Render the following material again verbatim, leaving nothing out.
-- Start Dataset extract --
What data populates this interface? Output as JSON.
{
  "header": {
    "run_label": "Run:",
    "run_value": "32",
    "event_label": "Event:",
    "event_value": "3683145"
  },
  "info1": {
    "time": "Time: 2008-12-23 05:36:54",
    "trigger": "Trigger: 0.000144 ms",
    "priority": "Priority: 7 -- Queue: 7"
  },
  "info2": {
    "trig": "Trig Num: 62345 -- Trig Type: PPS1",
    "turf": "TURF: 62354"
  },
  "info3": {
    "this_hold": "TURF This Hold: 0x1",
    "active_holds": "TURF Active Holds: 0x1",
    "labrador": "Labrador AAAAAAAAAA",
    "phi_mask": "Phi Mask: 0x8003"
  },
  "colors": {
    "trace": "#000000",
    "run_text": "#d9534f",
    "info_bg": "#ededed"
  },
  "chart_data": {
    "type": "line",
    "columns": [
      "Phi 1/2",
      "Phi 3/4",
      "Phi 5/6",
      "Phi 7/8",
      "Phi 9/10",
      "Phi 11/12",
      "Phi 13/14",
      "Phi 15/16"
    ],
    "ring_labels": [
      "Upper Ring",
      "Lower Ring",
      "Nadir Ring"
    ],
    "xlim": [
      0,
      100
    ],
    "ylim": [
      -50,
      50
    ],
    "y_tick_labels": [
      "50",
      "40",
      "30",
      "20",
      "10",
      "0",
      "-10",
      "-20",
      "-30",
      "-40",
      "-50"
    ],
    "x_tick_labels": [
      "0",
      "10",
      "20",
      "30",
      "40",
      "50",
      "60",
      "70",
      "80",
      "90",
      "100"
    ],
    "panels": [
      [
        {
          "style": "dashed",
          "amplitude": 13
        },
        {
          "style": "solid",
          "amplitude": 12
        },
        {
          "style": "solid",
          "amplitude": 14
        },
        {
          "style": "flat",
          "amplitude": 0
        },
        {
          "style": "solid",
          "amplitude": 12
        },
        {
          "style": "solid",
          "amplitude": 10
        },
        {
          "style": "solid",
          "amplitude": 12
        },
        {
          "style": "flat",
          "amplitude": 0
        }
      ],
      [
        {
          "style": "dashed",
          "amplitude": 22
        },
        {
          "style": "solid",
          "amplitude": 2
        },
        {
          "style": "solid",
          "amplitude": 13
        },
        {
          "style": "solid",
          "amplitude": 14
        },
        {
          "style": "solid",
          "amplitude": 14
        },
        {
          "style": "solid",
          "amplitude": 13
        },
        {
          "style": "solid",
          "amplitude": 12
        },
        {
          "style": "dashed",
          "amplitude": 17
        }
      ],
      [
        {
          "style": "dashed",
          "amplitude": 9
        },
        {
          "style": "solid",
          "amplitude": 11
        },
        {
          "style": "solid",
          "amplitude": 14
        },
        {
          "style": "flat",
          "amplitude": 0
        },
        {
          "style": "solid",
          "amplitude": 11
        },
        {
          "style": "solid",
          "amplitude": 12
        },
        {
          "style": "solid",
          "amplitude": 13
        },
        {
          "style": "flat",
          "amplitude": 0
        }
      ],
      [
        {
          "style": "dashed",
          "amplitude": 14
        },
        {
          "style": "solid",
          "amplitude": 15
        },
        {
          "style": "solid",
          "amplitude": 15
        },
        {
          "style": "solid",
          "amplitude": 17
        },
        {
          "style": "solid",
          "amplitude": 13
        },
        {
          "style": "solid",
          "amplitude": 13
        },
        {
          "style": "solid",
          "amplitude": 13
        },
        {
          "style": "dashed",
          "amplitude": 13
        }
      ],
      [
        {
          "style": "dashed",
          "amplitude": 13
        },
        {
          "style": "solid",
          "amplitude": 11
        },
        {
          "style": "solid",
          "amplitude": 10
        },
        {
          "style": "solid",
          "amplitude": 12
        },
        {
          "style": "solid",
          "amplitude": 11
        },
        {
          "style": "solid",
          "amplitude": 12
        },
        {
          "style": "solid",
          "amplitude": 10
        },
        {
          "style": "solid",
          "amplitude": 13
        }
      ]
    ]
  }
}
-- End Dataset extract --
▶ Task response:
What data populates this interface? Output as JSON.
{
  "header": {
    "run_label": "Run:",
    "run_value": "32",
    "event_label": "Event:",
    "event_value": "3683145"
  },
  "info1": {
    "time": "Time: 2008-12-23 05:36:54",
    "trigger": "Trigger: 0.000144 ms",
    "priority": "Priority: 7 -- Queue: 7"
  },
  "info2": {
    "trig": "Trig Num: 62345 -- Trig Type: PPS1",
    "turf": "TURF: 62354"
  },
  "info3": {
    "this_hold": "TURF This Hold: 0x1",
    "active_holds": "TURF Active Holds: 0x1",
    "labrador": "Labrador AAAAAAAAAA",
    "phi_mask": "Phi Mask: 0x8003"
  },
  "colors": {
    "trace": "#000000",
    "run_text": "#d9534f",
    "info_bg": "#ededed"
  },
  "chart_data": {
    "type": "line",
    "columns": [
      "Phi 1/2",
      "Phi 3/4",
      "Phi 5/6",
      "Phi 7/8",
      "Phi 9/10",
      "Phi 11/12",
      "Phi 13/14",
      "Phi 15/16"
    ],
    "ring_labels": [
      "Upper Ring",
      "Lower Ring",
      "Nadir Ring"
    ],
    "xlim": [
      0,
      100
    ],
    "ylim": [
      -50,
      50
    ],
    "y_tick_labels": [
      "50",
      "40",
      "30",
      "20",
      "10",
      "0",
      "-10",
      "-20",
      "-30",
      "-40",
      "-50"
    ],
    "x_tick_labels": [
      "0",
      "10",
      "20",
      "30",
      "40",
      "50",
      "60",
      "70",
      "80",
      "90",
      "100"
    ],
    "panels": [
      [
        {
          "style": "dashed",
          "amplitude": 13
        },
        {
          "style": "solid",
          "amplitude": 12
        },
        {
          "style": "solid",
          "amplitude": 14
        },
        {
          "style": "flat",
          "amplitude": 0
        },
        {
          "style": "solid",
          "amplitude": 12
        },
        {
          "style": "solid",
          "amplitude": 10
        },
        {
          "style": "solid",
          "amplitude": 12
        },
        {
          "style": "flat",
          "amplitude": 0
        }
      ],
      [
        {
          "style": "dashed",
          "amplitude": 22
        },
        {
          "style": "solid",
          "amplitude": 2
        },
        {
          "style": "solid",
          "amplitude": 13
        },
        {
          "style": "solid",
          "amplitude": 14
        },
        {
          "style": "solid",
          "amplitude": 14
        },
        {
          "style": "solid",
          "amplitude": 13
        },
        {
          "style": "solid",
          "amplitude": 12
        },
        {
          "style": "dashed",
          "amplitude": 17
        }
      ],
      [
        {
          "style": "dashed",
          "amplitude": 9
        },
        {
          "style": "solid",
          "amplitude": 11
        },
        {
          "style": "solid",
          "amplitude": 14
        },
        {
          "style": "flat",
          "amplitude": 0
        },
        {
          "style": "solid",
          "amplitude": 11
        },
        {
          "style": "solid",
          "amplitude": 12
        },
        {
          "style": "solid",
          "amplitude": 13
        },
        {
          "style": "flat",
          "amplitude": 0
        }
      ],
      [
        {
          "style": "dashed",
          "amplitude": 14
        },
        {
          "style": "solid",
          "amplitude": 15
        },
        {
          "style": "solid",
          "amplitude": 15
        },
        {
          "style": "solid",
          "amplitude": 17
        },
        {
          "style": "solid",
          "amplitude": 13
        },
        {
          "style": "solid",
          "amplitude": 13
        },
        {
          "style": "solid",
          "amplitude": 13
        },
        {
          "style": "dashed",
          "amplitude": 13
        }
      ],
      [
        {
          "style": "dashed",
          "amplitude": 13
        },
        {
          "style": "solid",
          "amplitude": 11
        },
        {
          "style": "solid",
          "amplitude": 10
        },
        {
          "style": "solid",
          "amplitude": 12
        },
        {
          "style": "solid",
          "amplitude": 11
        },
        {
          "style": "solid",
          "amplitude": 12
        },
        {
          "style": "solid",
          "amplitude": 10
        },
        {
          "style": "solid",
          "amplitude": 13
        }
      ]
    ]
  }
}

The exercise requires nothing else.